== What the exercise asks ==
Identify the lines that contain the word "text" and copy each one.

** start of Stored data **

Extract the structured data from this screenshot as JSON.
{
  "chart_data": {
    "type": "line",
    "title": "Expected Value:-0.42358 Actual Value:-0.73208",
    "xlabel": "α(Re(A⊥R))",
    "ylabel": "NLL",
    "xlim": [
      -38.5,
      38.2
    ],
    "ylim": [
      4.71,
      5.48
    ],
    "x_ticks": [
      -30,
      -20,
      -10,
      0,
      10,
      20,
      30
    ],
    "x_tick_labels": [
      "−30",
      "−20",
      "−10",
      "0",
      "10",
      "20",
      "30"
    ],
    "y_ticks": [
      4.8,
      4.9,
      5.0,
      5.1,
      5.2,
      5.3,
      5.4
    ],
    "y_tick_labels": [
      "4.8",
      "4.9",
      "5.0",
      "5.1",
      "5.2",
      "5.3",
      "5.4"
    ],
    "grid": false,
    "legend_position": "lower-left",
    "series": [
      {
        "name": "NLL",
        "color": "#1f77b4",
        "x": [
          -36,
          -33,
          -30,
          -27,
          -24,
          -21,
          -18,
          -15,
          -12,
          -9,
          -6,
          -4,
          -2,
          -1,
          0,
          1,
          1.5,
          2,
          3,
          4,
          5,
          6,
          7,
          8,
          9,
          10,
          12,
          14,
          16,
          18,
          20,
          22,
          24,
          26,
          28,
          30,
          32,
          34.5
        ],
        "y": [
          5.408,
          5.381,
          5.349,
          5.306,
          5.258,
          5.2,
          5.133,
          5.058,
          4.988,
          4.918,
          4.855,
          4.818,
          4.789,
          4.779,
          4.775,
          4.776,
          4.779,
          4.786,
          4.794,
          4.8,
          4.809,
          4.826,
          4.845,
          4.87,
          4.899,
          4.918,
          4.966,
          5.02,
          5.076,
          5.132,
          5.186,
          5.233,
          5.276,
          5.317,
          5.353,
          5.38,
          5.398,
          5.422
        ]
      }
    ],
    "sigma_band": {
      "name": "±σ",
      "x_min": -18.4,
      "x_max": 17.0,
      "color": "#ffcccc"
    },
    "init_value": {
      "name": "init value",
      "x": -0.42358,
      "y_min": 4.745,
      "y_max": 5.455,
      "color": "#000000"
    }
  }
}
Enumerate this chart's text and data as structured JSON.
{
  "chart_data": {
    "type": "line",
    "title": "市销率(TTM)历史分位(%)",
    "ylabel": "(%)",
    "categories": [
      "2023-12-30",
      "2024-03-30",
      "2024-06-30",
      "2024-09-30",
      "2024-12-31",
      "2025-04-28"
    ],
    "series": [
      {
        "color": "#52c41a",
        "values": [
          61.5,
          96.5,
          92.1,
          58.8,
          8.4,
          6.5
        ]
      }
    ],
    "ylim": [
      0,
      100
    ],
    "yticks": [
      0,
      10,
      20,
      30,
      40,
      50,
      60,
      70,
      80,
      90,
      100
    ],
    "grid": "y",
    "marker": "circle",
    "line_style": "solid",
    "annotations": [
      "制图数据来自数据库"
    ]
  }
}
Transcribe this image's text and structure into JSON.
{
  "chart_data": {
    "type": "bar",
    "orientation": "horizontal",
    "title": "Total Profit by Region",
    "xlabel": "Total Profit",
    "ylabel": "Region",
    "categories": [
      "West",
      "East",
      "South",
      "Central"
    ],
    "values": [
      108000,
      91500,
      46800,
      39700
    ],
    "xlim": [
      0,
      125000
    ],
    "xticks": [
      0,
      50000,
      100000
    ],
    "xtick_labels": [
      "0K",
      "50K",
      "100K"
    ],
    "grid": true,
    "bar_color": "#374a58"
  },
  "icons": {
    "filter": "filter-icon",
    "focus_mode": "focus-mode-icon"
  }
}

** end of Stored data **

== Answer to this task ==
Enumerate this chart's text and data as structured JSON.
Transcribe this image's text and structure into JSON.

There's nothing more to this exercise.